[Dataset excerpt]

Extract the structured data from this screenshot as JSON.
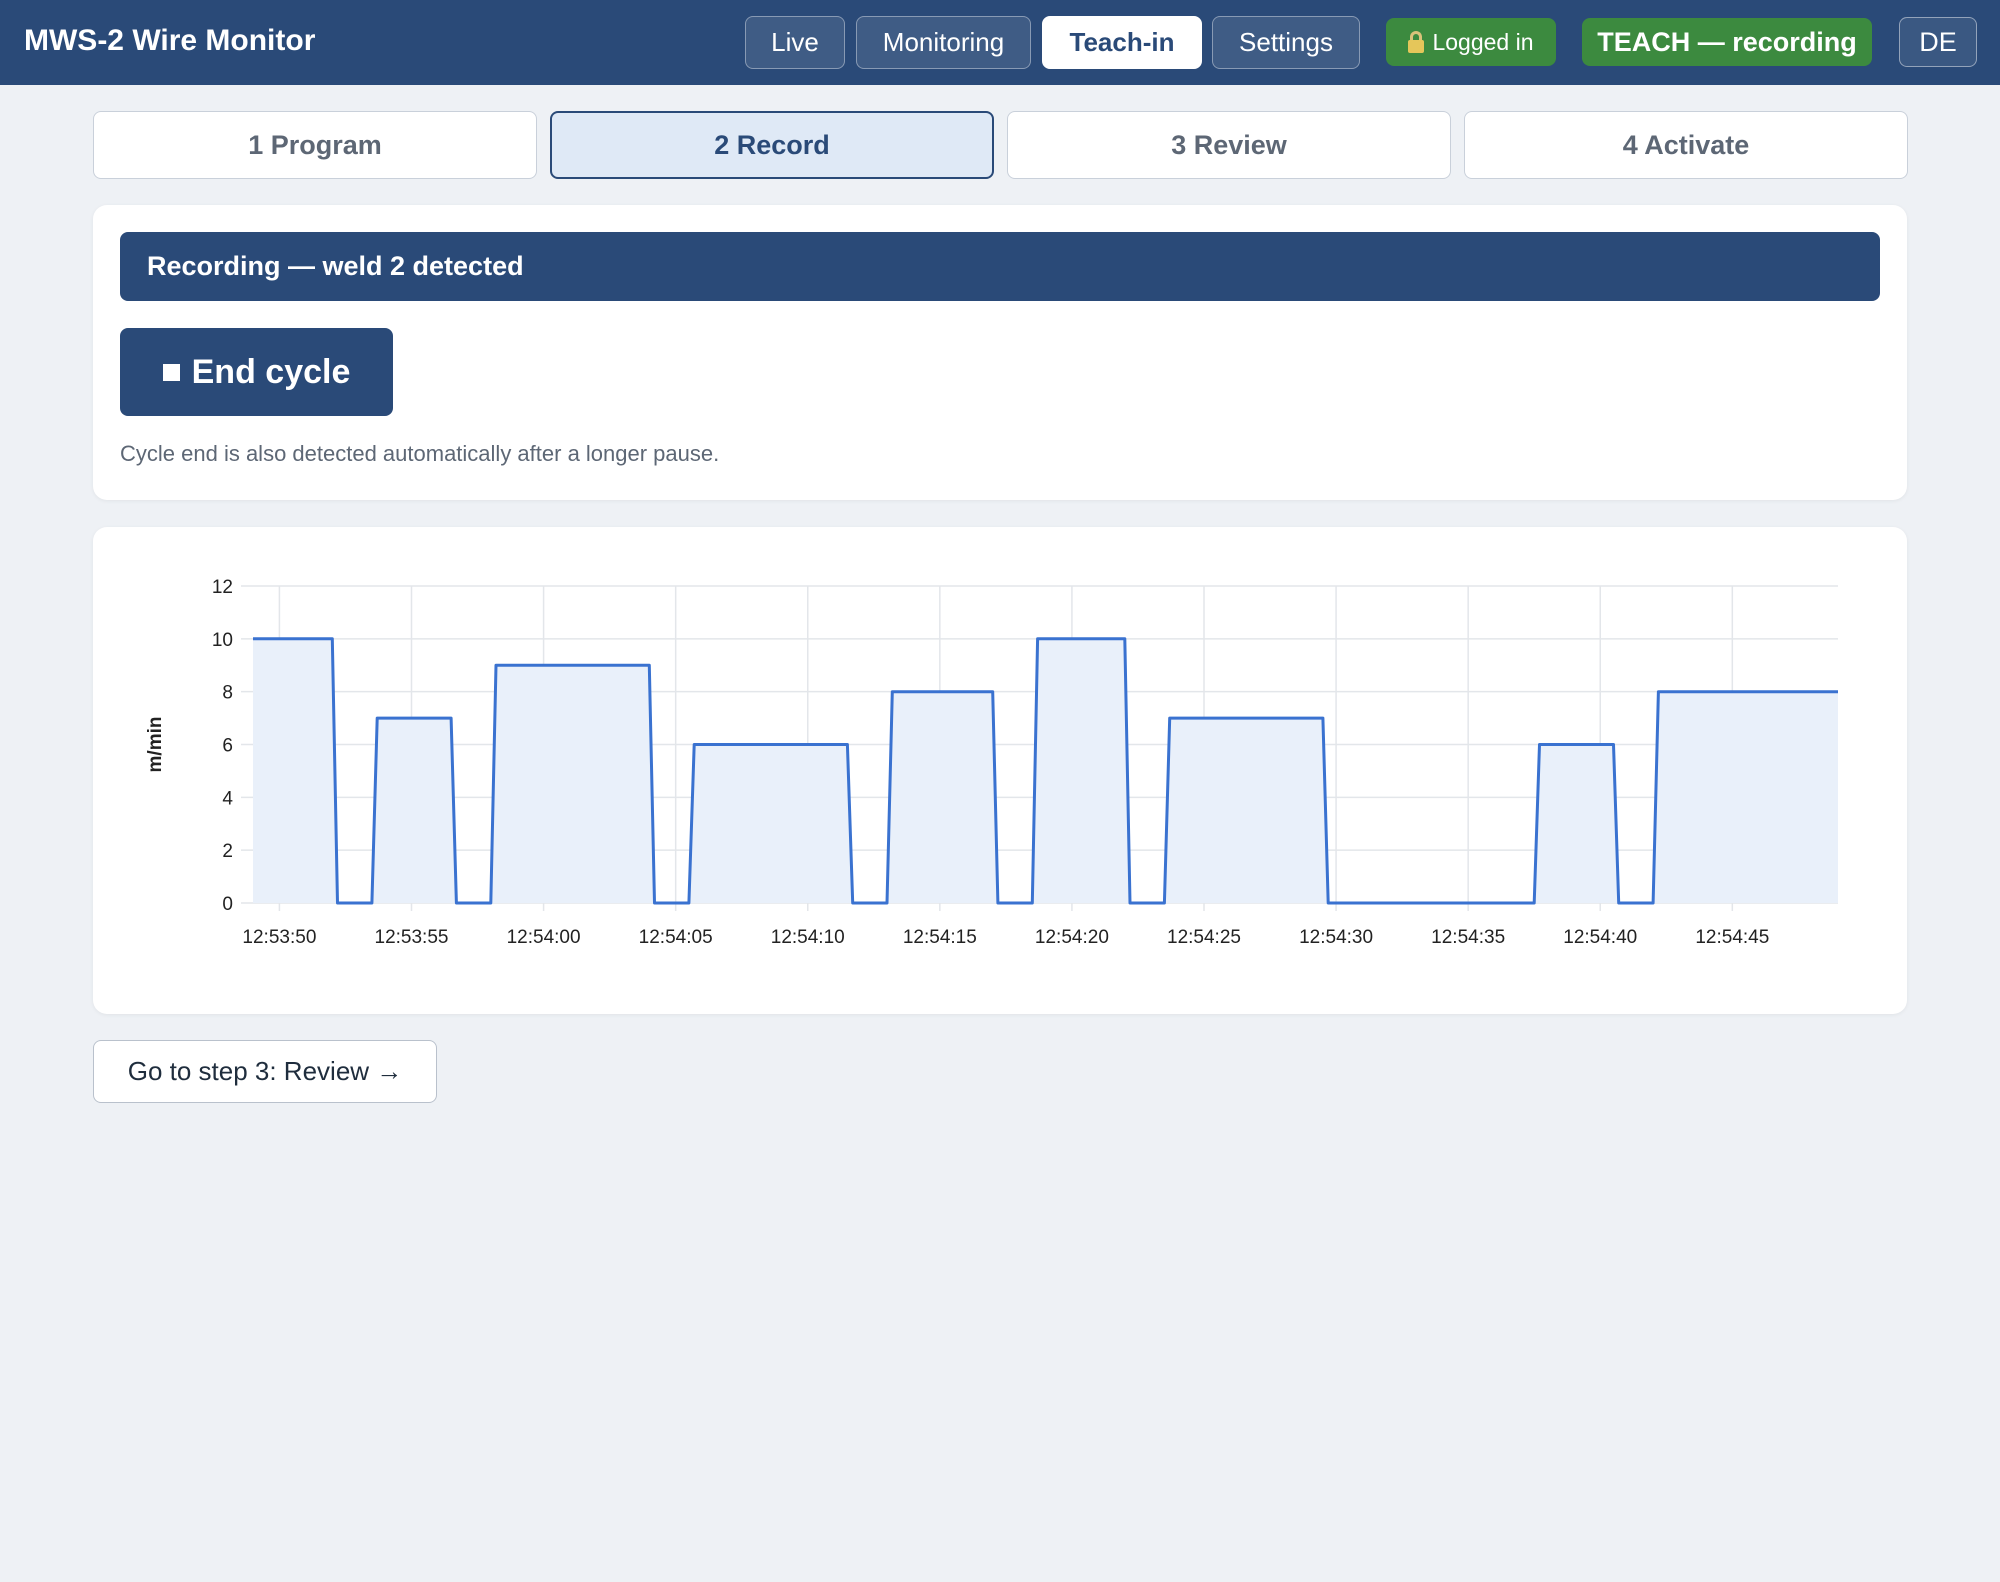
{
  "header": {
    "title": "MWS-2 Wire Monitor",
    "nav": [
      {
        "label": "Live",
        "active": false
      },
      {
        "label": "Monitoring",
        "active": false
      },
      {
        "label": "Teach-in",
        "active": true
      },
      {
        "label": "Settings",
        "active": false
      }
    ],
    "login_status": "Logged in",
    "mode_badge": "TEACH — recording",
    "language": "DE"
  },
  "steps": [
    {
      "label": "1 Program",
      "active": false
    },
    {
      "label": "2 Record",
      "active": true
    },
    {
      "label": "3 Review",
      "active": false
    },
    {
      "label": "4 Activate",
      "active": false
    }
  ],
  "recording": {
    "banner": "Recording — weld 2 detected",
    "end_button": "End cycle",
    "hint": "Cycle end is also detected automatically after a longer pause."
  },
  "chart_data": {
    "type": "area",
    "ylabel": "m/min",
    "ylim": [
      0,
      12
    ],
    "yticks": [
      0,
      2,
      4,
      6,
      8,
      10,
      12
    ],
    "x_start": "12:53:49",
    "x_end": "12:54:49",
    "xticks": [
      "12:53:50",
      "12:53:55",
      "12:54:00",
      "12:54:05",
      "12:54:10",
      "12:54:15",
      "12:54:20",
      "12:54:25",
      "12:54:30",
      "12:54:35",
      "12:54:40",
      "12:54:45"
    ],
    "grid": true,
    "colors": {
      "line": "#3a72d0",
      "fill": "#e9f0fa",
      "grid": "#e3e6ea"
    },
    "series": [
      {
        "x": [
          "12:53:49.0",
          "12:53:52.0",
          "12:53:52.2",
          "12:53:53.5",
          "12:53:53.7",
          "12:53:56.5",
          "12:53:56.7",
          "12:53:58.0",
          "12:53:58.2",
          "12:54:04.0",
          "12:54:04.2",
          "12:54:05.5",
          "12:54:05.7",
          "12:54:11.5",
          "12:54:11.7",
          "12:54:13.0",
          "12:54:13.2",
          "12:54:17.0",
          "12:54:17.2",
          "12:54:18.5",
          "12:54:18.7",
          "12:54:22.0",
          "12:54:22.2",
          "12:54:23.5",
          "12:54:23.7",
          "12:54:29.5",
          "12:54:29.7",
          "12:54:37.5",
          "12:54:37.7",
          "12:54:40.5",
          "12:54:40.7",
          "12:54:42.0",
          "12:54:42.2",
          "12:54:49.0"
        ],
        "values": [
          10,
          10,
          0,
          0,
          7,
          7,
          0,
          0,
          9,
          9,
          0,
          0,
          6,
          6,
          0,
          0,
          8,
          8,
          0,
          0,
          10,
          10,
          0,
          0,
          7,
          7,
          0,
          0,
          6,
          6,
          0,
          0,
          8,
          8
        ]
      }
    ]
  },
  "footer": {
    "next_button": "Go to step 3: Review →"
  }
}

▶ What is asked: From start to finish, output the listing exactly, but omit its pictures.

▶ Task solution:
Extract the structured data from this screenshot as JSON.
{
  "header": {
    "title": "MWS-2 Wire Monitor",
    "nav": [
      {
        "label": "Live",
        "active": false
      },
      {
        "label": "Monitoring",
        "active": false
      },
      {
        "label": "Teach-in",
        "active": true
      },
      {
        "label": "Settings",
        "active": false
      }
    ],
    "login_status": "Logged in",
    "mode_badge": "TEACH — recording",
    "language": "DE"
  },
  "steps": [
    {
      "label": "1 Program",
      "active": false
    },
    {
      "label": "2 Record",
      "active": true
    },
    {
      "label": "3 Review",
      "active": false
    },
    {
      "label": "4 Activate",
      "active": false
    }
  ],
  "recording": {
    "banner": "Recording — weld 2 detected",
    "end_button": "End cycle",
    "hint": "Cycle end is also detected automatically after a longer pause."
  },
  "chart_data": {
    "type": "area",
    "ylabel": "m/min",
    "ylim": [
      0,
      12
    ],
    "yticks": [
      0,
      2,
      4,
      6,
      8,
      10,
      12
    ],
    "x_start": "12:53:49",
    "x_end": "12:54:49",
    "xticks": [
      "12:53:50",
      "12:53:55",
      "12:54:00",
      "12:54:05",
      "12:54:10",
      "12:54:15",
      "12:54:20",
      "12:54:25",
      "12:54:30",
      "12:54:35",
      "12:54:40",
      "12:54:45"
    ],
    "grid": true,
    "colors": {
      "line": "#3a72d0",
      "fill": "#e9f0fa",
      "grid": "#e3e6ea"
    },
    "series": [
      {
        "x": [
          "12:53:49.0",
          "12:53:52.0",
          "12:53:52.2",
          "12:53:53.5",
          "12:53:53.7",
          "12:53:56.5",
          "12:53:56.7",
          "12:53:58.0",
          "12:53:58.2",
          "12:54:04.0",
          "12:54:04.2",
          "12:54:05.5",
          "12:54:05.7",
          "12:54:11.5",
          "12:54:11.7",
          "12:54:13.0",
          "12:54:13.2",
          "12:54:17.0",
          "12:54:17.2",
          "12:54:18.5",
          "12:54:18.7",
          "12:54:22.0",
          "12:54:22.2",
          "12:54:23.5",
          "12:54:23.7",
          "12:54:29.5",
          "12:54:29.7",
          "12:54:37.5",
          "12:54:37.7",
          "12:54:40.5",
          "12:54:40.7",
          "12:54:42.0",
          "12:54:42.2",
          "12:54:49.0"
        ],
        "values": [
          10,
          10,
          0,
          0,
          7,
          7,
          0,
          0,
          9,
          9,
          0,
          0,
          6,
          6,
          0,
          0,
          8,
          8,
          0,
          0,
          10,
          10,
          0,
          0,
          7,
          7,
          0,
          0,
          6,
          6,
          0,
          0,
          8,
          8
        ]
      }
    ]
  },
  "footer": {
    "next_button": "Go to step 3: Review →"
  }
}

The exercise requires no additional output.